§ Given instruction
Write out all of the data exactly as it appears.

§ Records provided
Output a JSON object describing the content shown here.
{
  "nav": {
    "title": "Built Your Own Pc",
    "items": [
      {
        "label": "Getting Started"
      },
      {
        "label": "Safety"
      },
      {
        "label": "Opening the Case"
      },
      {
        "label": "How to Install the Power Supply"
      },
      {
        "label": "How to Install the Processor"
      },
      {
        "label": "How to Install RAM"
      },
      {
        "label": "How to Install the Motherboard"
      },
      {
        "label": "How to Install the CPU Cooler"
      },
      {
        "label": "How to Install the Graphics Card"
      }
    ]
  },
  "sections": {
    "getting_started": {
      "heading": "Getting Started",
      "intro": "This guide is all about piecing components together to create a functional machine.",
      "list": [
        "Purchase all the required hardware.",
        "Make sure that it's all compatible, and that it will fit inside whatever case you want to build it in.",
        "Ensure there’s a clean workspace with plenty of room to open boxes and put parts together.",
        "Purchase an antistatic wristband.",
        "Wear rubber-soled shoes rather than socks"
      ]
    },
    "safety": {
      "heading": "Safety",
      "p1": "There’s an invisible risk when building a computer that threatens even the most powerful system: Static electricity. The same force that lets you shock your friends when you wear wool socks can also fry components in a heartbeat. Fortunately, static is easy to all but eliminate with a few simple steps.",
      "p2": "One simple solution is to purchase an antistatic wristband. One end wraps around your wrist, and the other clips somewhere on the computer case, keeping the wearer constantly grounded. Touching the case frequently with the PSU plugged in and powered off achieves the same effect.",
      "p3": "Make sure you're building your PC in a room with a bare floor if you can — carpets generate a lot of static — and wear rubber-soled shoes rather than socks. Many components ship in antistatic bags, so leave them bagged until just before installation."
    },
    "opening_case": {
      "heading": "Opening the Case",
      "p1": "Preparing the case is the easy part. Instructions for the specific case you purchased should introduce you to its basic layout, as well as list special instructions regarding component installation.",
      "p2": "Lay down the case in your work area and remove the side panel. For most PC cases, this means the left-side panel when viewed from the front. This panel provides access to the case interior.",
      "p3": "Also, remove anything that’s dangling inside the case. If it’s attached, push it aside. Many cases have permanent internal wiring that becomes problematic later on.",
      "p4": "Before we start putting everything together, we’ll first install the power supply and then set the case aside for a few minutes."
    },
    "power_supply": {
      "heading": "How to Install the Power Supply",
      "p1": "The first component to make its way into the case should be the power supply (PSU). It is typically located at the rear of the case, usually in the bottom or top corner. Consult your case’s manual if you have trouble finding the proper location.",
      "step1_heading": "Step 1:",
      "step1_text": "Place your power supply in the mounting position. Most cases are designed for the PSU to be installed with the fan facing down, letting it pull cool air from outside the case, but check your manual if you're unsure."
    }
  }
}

§ Reply
Output a JSON object describing the content shown here.
{
  "nav": {
    "title": "Built Your Own Pc",
    "items": [
      {
        "label": "Getting Started"
      },
      {
        "label": "Safety"
      },
      {
        "label": "Opening the Case"
      },
      {
        "label": "How to Install the Power Supply"
      },
      {
        "label": "How to Install the Processor"
      },
      {
        "label": "How to Install RAM"
      },
      {
        "label": "How to Install the Motherboard"
      },
      {
        "label": "How to Install the CPU Cooler"
      },
      {
        "label": "How to Install the Graphics Card"
      }
    ]
  },
  "sections": {
    "getting_started": {
      "heading": "Getting Started",
      "intro": "This guide is all about piecing components together to create a functional machine.",
      "list": [
        "Purchase all the required hardware.",
        "Make sure that it's all compatible, and that it will fit inside whatever case you want to build it in.",
        "Ensure there’s a clean workspace with plenty of room to open boxes and put parts together.",
        "Purchase an antistatic wristband.",
        "Wear rubber-soled shoes rather than socks"
      ]
    },
    "safety": {
      "heading": "Safety",
      "p1": "There’s an invisible risk when building a computer that threatens even the most powerful system: Static electricity. The same force that lets you shock your friends when you wear wool socks can also fry components in a heartbeat. Fortunately, static is easy to all but eliminate with a few simple steps.",
      "p2": "One simple solution is to purchase an antistatic wristband. One end wraps around your wrist, and the other clips somewhere on the computer case, keeping the wearer constantly grounded. Touching the case frequently with the PSU plugged in and powered off achieves the same effect.",
      "p3": "Make sure you're building your PC in a room with a bare floor if you can — carpets generate a lot of static — and wear rubber-soled shoes rather than socks. Many components ship in antistatic bags, so leave them bagged until just before installation."
    },
    "opening_case": {
      "heading": "Opening the Case",
      "p1": "Preparing the case is the easy part. Instructions for the specific case you purchased should introduce you to its basic layout, as well as list special instructions regarding component installation.",
      "p2": "Lay down the case in your work area and remove the side panel. For most PC cases, this means the left-side panel when viewed from the front. This panel provides access to the case interior.",
      "p3": "Also, remove anything that’s dangling inside the case. If it’s attached, push it aside. Many cases have permanent internal wiring that becomes problematic later on.",
      "p4": "Before we start putting everything together, we’ll first install the power supply and then set the case aside for a few minutes."
    },
    "power_supply": {
      "heading": "How to Install the Power Supply",
      "p1": "The first component to make its way into the case should be the power supply (PSU). It is typically located at the rear of the case, usually in the bottom or top corner. Consult your case’s manual if you have trouble finding the proper location.",
      "step1_heading": "Step 1:",
      "step1_text": "Place your power supply in the mounting position. Most cases are designed for the PSU to be installed with the fan facing down, letting it pull cool air from outside the case, but check your manual if you're unsure."
    }
  }
}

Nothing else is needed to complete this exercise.